CYTOWANY TEKST →
.....
Czasem mam wrażenie, że niektórzy myślą, że gdyby tak porządnie się pociągnąć za włosy to można się samemu podnieść. Z załogowym lotem na Marsa jest trochę jak z budową stadionu na Euro 2012. Piłkarze przyjadą, pograją i pojadą... a sam stadion prawdopodobnie podzieli los jego poprzednika vel Jarmark "Europa". Osobiście będę usatysfakcjonowany kiedy w przypadku eksploracji Marsa dożyje misji ExoMars. W tym czasie technologia używana na ziemi będzie o wiele bardziej zaawansowana niż obecnie. Prawda jest taka, że dane pochodzące z satelitów mogą powiedzieć nam całościowo więcej niż kilka wypraw geologów w ziemskie zakątki. W każdym razie bez robotów się nie obejdzie. Spróbujcie znów wysłać człowieka na dno Rowu Mariańskiego. Tylko po co?

Edit: No i masz... Wygląda na to, że cennych uwag Pana Jch już więcej tutaj nie ujrzymy... Szkoda.
« Ostatnia zmiana: Styczeń 30, 2011, 19:30 wysłana przez axion »

Offline kanarkusmaximus

  • Administrator
  • *****
  • Wiadomości: 23263
  • Ja z tym nie mam nic wspólnego!
    • Kosmonauta.net
Odp: Jajko czy kura? Człowiek czy robot? Mars czy Księżyc?
« Odpowiedź #65 dnia: Styczeń 30, 2011, 19:35 »
Też przyznam, że szkoda, że JCh zdecydował się odejść. A co do ostatnich zarzutów o tzw "polski"  sposobów argumentowania nie będę się odnosić - mam nadzieję, że był to chwilowy przypływ emocji.

Niemniej jednak życzę JCh powodzenia - gdziekolwiek będzie! Jesteśmy po tej samej stronie barykady, tylko różnimy się w szczegółach - nic więcej! :)

Offline JSz

  • Weteran
  • *****
  • Wiadomości: 6851
Odp: Jajko czy kura? Człowiek czy robot? Mars czy Księżyc?
« Odpowiedź #66 dnia: Styczeń 30, 2011, 19:58 »
Panowie - więcej luzu! Nie ma potrzeby wzajemnie sobie dokuczać, a zwłaszcza już na otwartym forum. Jch ma rzeczywiście drażniący styl pisania - ufam, że tylko pisania - traktujący z góry swych oponentów. Ci zaś, nie tylko w tym wątku, podłechtani ambicją nie chcą być dłużni, i tak rozwija się spirala emocji. Faktem jest też, że Jch najlepiej dokumentuje swe wnioski (czy poprawnie, to już sprawa ocen).
.....
DO ZROBIENIA →
[1] Przepisz z wypowiedzi na forum fragment od słów „Edit: No i masz...” do słów „mam nic wspólnego!” włącznie.
[2] Wybierz z wpisów każdy wiersz, w którym występuje ciąg „series”. Wielkość liter ma znaczenie.

[Wpisy z ramkami elementów]
.....
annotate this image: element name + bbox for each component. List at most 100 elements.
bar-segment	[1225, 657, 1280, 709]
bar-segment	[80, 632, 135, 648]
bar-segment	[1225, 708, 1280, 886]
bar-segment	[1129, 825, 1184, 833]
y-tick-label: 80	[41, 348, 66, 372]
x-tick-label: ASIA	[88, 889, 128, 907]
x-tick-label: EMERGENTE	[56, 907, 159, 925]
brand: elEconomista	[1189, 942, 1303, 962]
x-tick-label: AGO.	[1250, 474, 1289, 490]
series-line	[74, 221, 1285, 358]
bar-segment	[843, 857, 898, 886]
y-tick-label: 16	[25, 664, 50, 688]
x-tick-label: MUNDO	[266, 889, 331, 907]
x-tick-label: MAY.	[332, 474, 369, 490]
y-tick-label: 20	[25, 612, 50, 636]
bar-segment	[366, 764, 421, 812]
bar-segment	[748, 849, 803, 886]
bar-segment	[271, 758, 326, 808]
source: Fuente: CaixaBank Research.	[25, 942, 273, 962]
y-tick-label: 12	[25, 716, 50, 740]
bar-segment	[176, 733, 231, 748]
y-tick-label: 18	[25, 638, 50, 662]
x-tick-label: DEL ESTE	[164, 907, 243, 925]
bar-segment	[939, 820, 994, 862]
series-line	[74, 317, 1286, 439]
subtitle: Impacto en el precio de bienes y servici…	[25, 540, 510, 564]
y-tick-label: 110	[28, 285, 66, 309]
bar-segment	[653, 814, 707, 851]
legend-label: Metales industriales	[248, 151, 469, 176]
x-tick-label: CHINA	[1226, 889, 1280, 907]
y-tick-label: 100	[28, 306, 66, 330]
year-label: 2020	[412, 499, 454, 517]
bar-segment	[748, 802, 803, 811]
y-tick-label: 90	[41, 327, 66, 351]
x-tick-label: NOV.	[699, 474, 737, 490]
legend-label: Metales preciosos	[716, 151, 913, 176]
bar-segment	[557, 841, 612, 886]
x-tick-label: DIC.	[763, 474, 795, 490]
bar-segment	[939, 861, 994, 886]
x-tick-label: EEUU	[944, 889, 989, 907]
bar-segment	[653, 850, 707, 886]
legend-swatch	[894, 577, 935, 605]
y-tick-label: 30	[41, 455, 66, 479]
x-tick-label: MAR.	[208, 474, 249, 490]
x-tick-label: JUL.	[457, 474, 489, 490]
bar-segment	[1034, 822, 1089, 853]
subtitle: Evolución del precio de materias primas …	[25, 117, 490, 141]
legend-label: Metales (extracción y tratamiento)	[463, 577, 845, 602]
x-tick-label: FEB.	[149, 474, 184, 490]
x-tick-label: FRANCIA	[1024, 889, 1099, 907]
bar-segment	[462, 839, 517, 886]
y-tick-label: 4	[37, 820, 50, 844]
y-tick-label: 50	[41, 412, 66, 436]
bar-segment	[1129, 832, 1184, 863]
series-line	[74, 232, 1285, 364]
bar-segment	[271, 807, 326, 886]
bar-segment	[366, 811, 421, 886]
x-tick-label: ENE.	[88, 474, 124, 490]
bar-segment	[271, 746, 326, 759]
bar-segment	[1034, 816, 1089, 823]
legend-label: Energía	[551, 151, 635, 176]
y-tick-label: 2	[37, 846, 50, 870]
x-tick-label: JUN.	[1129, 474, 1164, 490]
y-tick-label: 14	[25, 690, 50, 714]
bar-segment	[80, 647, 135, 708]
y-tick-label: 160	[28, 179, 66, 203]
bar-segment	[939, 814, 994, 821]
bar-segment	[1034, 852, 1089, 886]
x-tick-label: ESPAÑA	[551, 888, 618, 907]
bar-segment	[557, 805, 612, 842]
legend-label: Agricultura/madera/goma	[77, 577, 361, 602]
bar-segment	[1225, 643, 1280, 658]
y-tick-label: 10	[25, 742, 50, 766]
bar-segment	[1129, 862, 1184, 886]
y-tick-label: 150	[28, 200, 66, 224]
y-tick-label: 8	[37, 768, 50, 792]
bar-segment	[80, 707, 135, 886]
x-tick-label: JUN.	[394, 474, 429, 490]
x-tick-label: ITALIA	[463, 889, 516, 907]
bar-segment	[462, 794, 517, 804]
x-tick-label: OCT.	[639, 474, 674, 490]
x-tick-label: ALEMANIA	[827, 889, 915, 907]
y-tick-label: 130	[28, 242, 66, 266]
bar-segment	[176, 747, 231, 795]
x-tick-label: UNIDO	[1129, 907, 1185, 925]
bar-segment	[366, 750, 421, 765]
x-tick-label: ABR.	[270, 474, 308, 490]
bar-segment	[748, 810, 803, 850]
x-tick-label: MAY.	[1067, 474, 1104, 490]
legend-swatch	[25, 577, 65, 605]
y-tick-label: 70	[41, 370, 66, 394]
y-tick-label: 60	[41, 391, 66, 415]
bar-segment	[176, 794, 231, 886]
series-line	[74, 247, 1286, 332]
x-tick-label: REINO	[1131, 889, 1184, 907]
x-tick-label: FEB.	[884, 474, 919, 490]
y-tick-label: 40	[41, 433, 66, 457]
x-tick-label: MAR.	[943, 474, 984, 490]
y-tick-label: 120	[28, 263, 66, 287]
.....
ODPOWIEDZI →
[1]
Edit: No i masz... Wygląda na to, że cennych uwag Pana Jch już więcej tutaj nie ujrzymy... Szkoda.
« Ostatnia zmiana: Styczeń 30, 2011, 19:30 wysłana przez axion »

Offline kanarkusmaximus

  • Administrator
  • *****
  • Wiadomości: 23263
  • Ja z tym nie mam nic wspólnego!

[2]
series-line	[74, 221, 1285, 358]
series-line	[74, 317, 1286, 439]
series-line	[74, 232, 1285, 364]
series-line	[74, 247, 1286, 332]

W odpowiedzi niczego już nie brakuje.